DATA LINES:
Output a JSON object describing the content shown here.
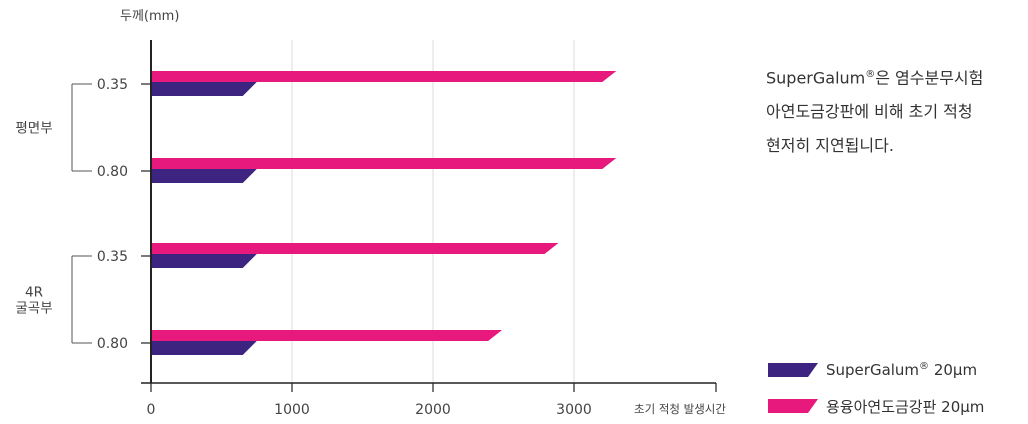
{
  "chart_data": {
    "type": "bar",
    "orientation": "horizontal",
    "y_axis_title": "두께(mm)",
    "x_axis_title": "초기 적청 발생시간",
    "xlim": [
      0,
      4000
    ],
    "x_ticks": [
      0,
      1000,
      2000,
      3000
    ],
    "grid": "vertical",
    "legend_position": "bottom-right",
    "groups": [
      {
        "label": "평면부",
        "categories": [
          "0.35",
          "0.80"
        ]
      },
      {
        "label": "4R 굴곡부",
        "label_lines": [
          "4R",
          "굴곡부"
        ],
        "categories": [
          "0.35",
          "0.80"
        ]
      }
    ],
    "categories": [
      "0.35",
      "0.80",
      "0.35",
      "0.80"
    ],
    "series": [
      {
        "name": "SuperGalum® 20μm",
        "name_main": "SuperGalum",
        "name_sup": "®",
        "name_tail": " 20μm",
        "color": "#3d2480",
        "values": [
          750,
          750,
          750,
          750
        ]
      },
      {
        "name": "용융아연도금강판 20μm",
        "color": "#e8197d",
        "values": [
          3300,
          3300,
          2890,
          2490
        ]
      }
    ]
  },
  "description": {
    "line1_main": "SuperGalum",
    "line1_sup": "®",
    "line1_tail": "은 염수분무시험",
    "line2": "아연도금강판에 비해 초기 적청",
    "line3": "현저히 지연됩니다."
  }
}
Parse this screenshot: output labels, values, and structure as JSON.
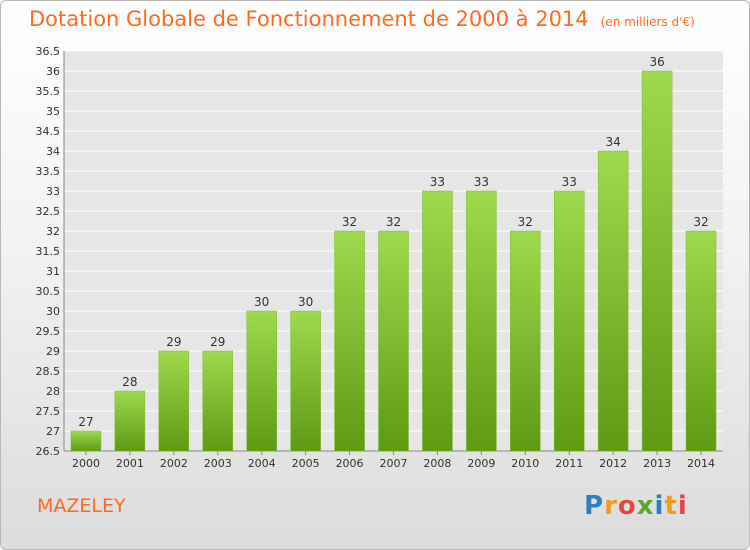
{
  "title": "Dotation Globale de Fonctionnement de 2000 à 2014",
  "unit": "(en milliers d'€)",
  "commune": "MAZELEY",
  "logo": [
    "P",
    "r",
    "o",
    "x",
    "i",
    "t",
    "i"
  ],
  "colors": {
    "title": "#ff6a1e",
    "bar_light": "#9fd94e",
    "bar_dark": "#5e9a12",
    "grid": "#ffffff",
    "logo": [
      "#2f7ec1",
      "#f39a1f",
      "#e8473d",
      "#5aa830",
      "#2f7ec1",
      "#f39a1f",
      "#e8473d"
    ]
  },
  "chart_data": {
    "type": "bar",
    "title": "Dotation Globale de Fonctionnement de 2000 à 2014",
    "ylabel": "",
    "xlabel": "",
    "categories": [
      "2000",
      "2001",
      "2002",
      "2003",
      "2004",
      "2005",
      "2006",
      "2007",
      "2008",
      "2009",
      "2010",
      "2011",
      "2012",
      "2013",
      "2014"
    ],
    "values": [
      27,
      28,
      29,
      29,
      30,
      30,
      32,
      32,
      33,
      33,
      32,
      33,
      34,
      36,
      32
    ],
    "ylim": [
      26.5,
      36.5
    ],
    "yticks": [
      "26.5",
      "27",
      "27.5",
      "28",
      "28.5",
      "29",
      "29.5",
      "30",
      "30.5",
      "31",
      "31.5",
      "32",
      "32.5",
      "33",
      "33.5",
      "34",
      "34.5",
      "35",
      "35.5",
      "36",
      "36.5"
    ],
    "grid": true,
    "legend": "none"
  }
}
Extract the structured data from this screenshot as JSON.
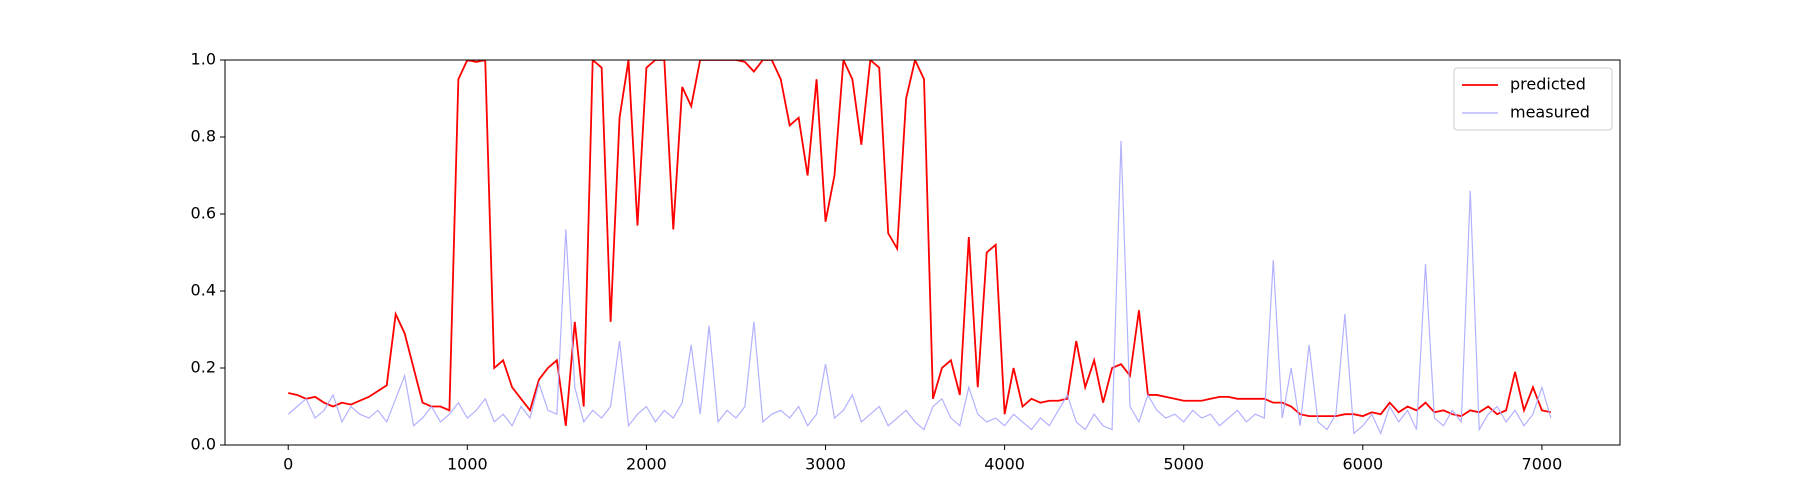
{
  "chart_data": {
    "type": "line",
    "x": [
      0,
      50,
      100,
      150,
      200,
      250,
      300,
      350,
      400,
      450,
      500,
      550,
      600,
      650,
      700,
      750,
      800,
      850,
      900,
      950,
      1000,
      1050,
      1100,
      1150,
      1200,
      1250,
      1300,
      1350,
      1400,
      1450,
      1500,
      1550,
      1600,
      1650,
      1700,
      1750,
      1800,
      1850,
      1900,
      1950,
      2000,
      2050,
      2100,
      2150,
      2200,
      2250,
      2300,
      2350,
      2400,
      2450,
      2500,
      2550,
      2600,
      2650,
      2700,
      2750,
      2800,
      2850,
      2900,
      2950,
      3000,
      3050,
      3100,
      3150,
      3200,
      3250,
      3300,
      3350,
      3400,
      3450,
      3500,
      3550,
      3600,
      3650,
      3700,
      3750,
      3800,
      3850,
      3900,
      3950,
      4000,
      4050,
      4100,
      4150,
      4200,
      4250,
      4300,
      4350,
      4400,
      4450,
      4500,
      4550,
      4600,
      4650,
      4700,
      4750,
      4800,
      4850,
      4900,
      4950,
      5000,
      5050,
      5100,
      5150,
      5200,
      5250,
      5300,
      5350,
      5400,
      5450,
      5500,
      5550,
      5600,
      5650,
      5700,
      5750,
      5800,
      5850,
      5900,
      5950,
      6000,
      6050,
      6100,
      6150,
      6200,
      6250,
      6300,
      6350,
      6400,
      6450,
      6500,
      6550,
      6600,
      6650,
      6700,
      6750,
      6800,
      6850,
      6900,
      6950,
      7000,
      7050
    ],
    "series": [
      {
        "name": "predicted",
        "color": "#ff0000",
        "values": [
          0.135,
          0.13,
          0.12,
          0.125,
          0.11,
          0.1,
          0.11,
          0.105,
          0.115,
          0.125,
          0.14,
          0.155,
          0.34,
          0.29,
          0.2,
          0.11,
          0.1,
          0.1,
          0.09,
          0.95,
          1.0,
          0.995,
          1.0,
          0.2,
          0.22,
          0.15,
          0.12,
          0.09,
          0.17,
          0.2,
          0.22,
          0.05,
          0.32,
          0.1,
          1.0,
          0.98,
          0.32,
          0.85,
          1.0,
          0.57,
          0.98,
          1.0,
          1.0,
          0.56,
          0.93,
          0.88,
          1.0,
          1.0,
          1.0,
          1.0,
          1.0,
          0.995,
          0.97,
          1.0,
          1.0,
          0.95,
          0.83,
          0.85,
          0.7,
          0.95,
          0.58,
          0.7,
          1.0,
          0.95,
          0.78,
          1.0,
          0.98,
          0.55,
          0.51,
          0.9,
          1.0,
          0.95,
          0.12,
          0.2,
          0.22,
          0.13,
          0.54,
          0.15,
          0.5,
          0.52,
          0.08,
          0.2,
          0.1,
          0.12,
          0.11,
          0.115,
          0.115,
          0.12,
          0.27,
          0.15,
          0.22,
          0.11,
          0.2,
          0.21,
          0.18,
          0.35,
          0.13,
          0.13,
          0.125,
          0.12,
          0.115,
          0.115,
          0.115,
          0.12,
          0.125,
          0.125,
          0.12,
          0.12,
          0.12,
          0.12,
          0.11,
          0.11,
          0.1,
          0.08,
          0.075,
          0.075,
          0.075,
          0.075,
          0.08,
          0.08,
          0.075,
          0.085,
          0.08,
          0.11,
          0.085,
          0.1,
          0.09,
          0.11,
          0.085,
          0.09,
          0.08,
          0.075,
          0.09,
          0.085,
          0.1,
          0.08,
          0.09,
          0.19,
          0.09,
          0.15,
          0.09,
          0.085
        ]
      },
      {
        "name": "measured",
        "color": "#aaaaff",
        "values": [
          0.08,
          0.1,
          0.12,
          0.07,
          0.09,
          0.13,
          0.06,
          0.1,
          0.08,
          0.07,
          0.09,
          0.06,
          0.12,
          0.18,
          0.05,
          0.07,
          0.1,
          0.06,
          0.08,
          0.11,
          0.07,
          0.09,
          0.12,
          0.06,
          0.08,
          0.05,
          0.1,
          0.07,
          0.16,
          0.09,
          0.08,
          0.56,
          0.15,
          0.06,
          0.09,
          0.07,
          0.1,
          0.27,
          0.05,
          0.08,
          0.1,
          0.06,
          0.09,
          0.07,
          0.11,
          0.26,
          0.08,
          0.31,
          0.06,
          0.09,
          0.07,
          0.1,
          0.32,
          0.06,
          0.08,
          0.09,
          0.07,
          0.1,
          0.05,
          0.08,
          0.21,
          0.07,
          0.09,
          0.13,
          0.06,
          0.08,
          0.1,
          0.05,
          0.07,
          0.09,
          0.06,
          0.04,
          0.1,
          0.12,
          0.07,
          0.05,
          0.15,
          0.08,
          0.06,
          0.07,
          0.05,
          0.08,
          0.06,
          0.04,
          0.07,
          0.05,
          0.09,
          0.13,
          0.06,
          0.04,
          0.08,
          0.05,
          0.04,
          0.79,
          0.1,
          0.06,
          0.13,
          0.09,
          0.07,
          0.08,
          0.06,
          0.09,
          0.07,
          0.08,
          0.05,
          0.07,
          0.09,
          0.06,
          0.08,
          0.07,
          0.48,
          0.07,
          0.2,
          0.05,
          0.26,
          0.06,
          0.04,
          0.08,
          0.34,
          0.03,
          0.05,
          0.08,
          0.03,
          0.1,
          0.06,
          0.09,
          0.04,
          0.47,
          0.07,
          0.05,
          0.09,
          0.06,
          0.66,
          0.04,
          0.08,
          0.1,
          0.06,
          0.09,
          0.05,
          0.08,
          0.15,
          0.07
        ]
      }
    ],
    "xlim": [
      -353,
      7436
    ],
    "ylim": [
      0,
      1
    ],
    "xticks": [
      0,
      1000,
      2000,
      3000,
      4000,
      5000,
      6000,
      7000
    ],
    "yticks": [
      {
        "value": 0,
        "label": "0.0"
      },
      {
        "value": 0.2,
        "label": "0.2"
      },
      {
        "value": 0.4,
        "label": "0.4"
      },
      {
        "value": 0.6,
        "label": "0.6"
      },
      {
        "value": 0.8,
        "label": "0.8"
      },
      {
        "value": 1,
        "label": "1.0"
      }
    ],
    "legend": "upper right"
  }
}
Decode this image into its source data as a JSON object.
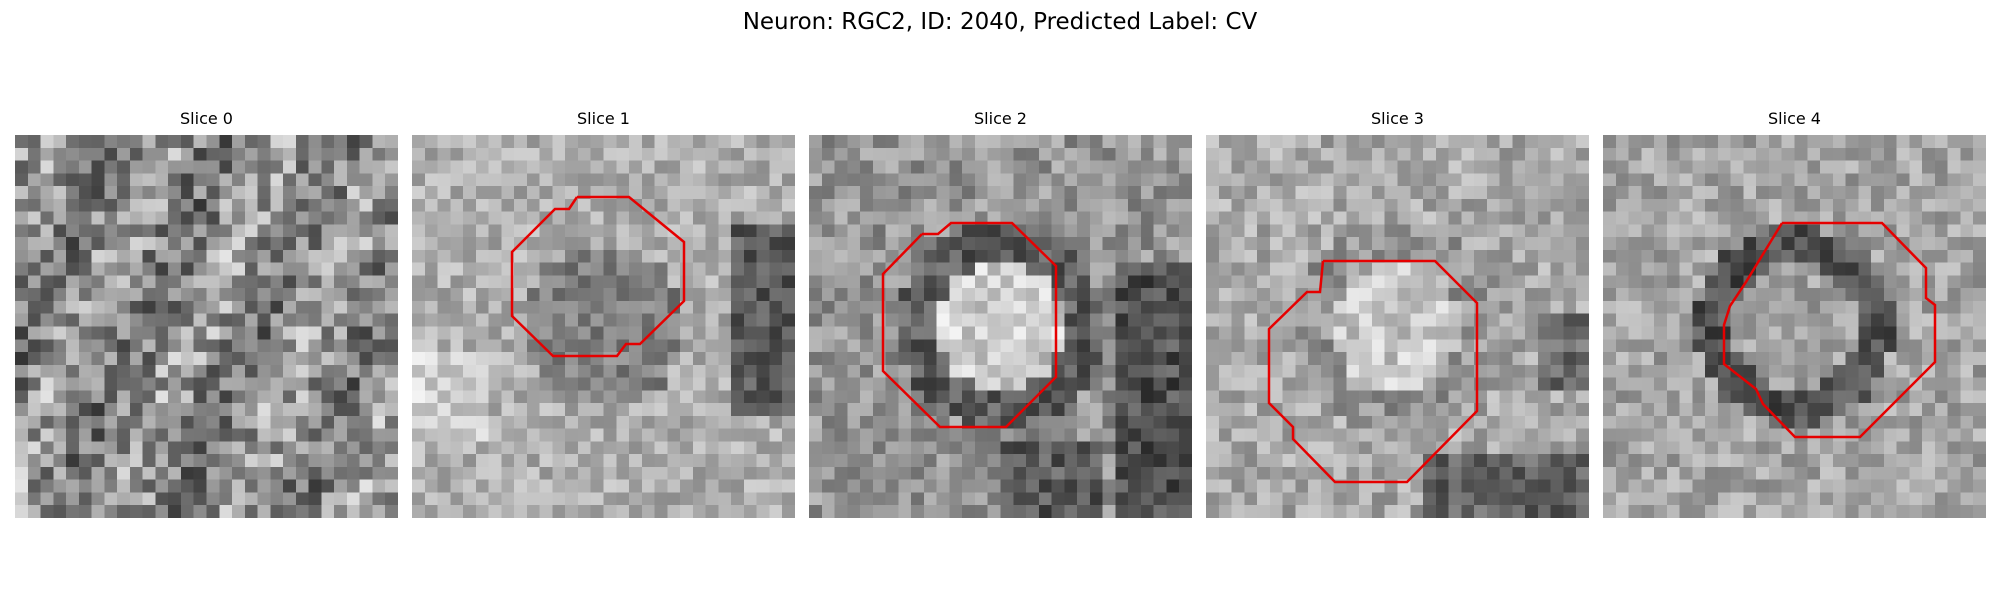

TASK PROMPT: Working from the entries above, return all lines that contain "object".

TASK SOLUTION:
Output a JSON object describing the content shown here.
Decode this image into its source data as a JSON object.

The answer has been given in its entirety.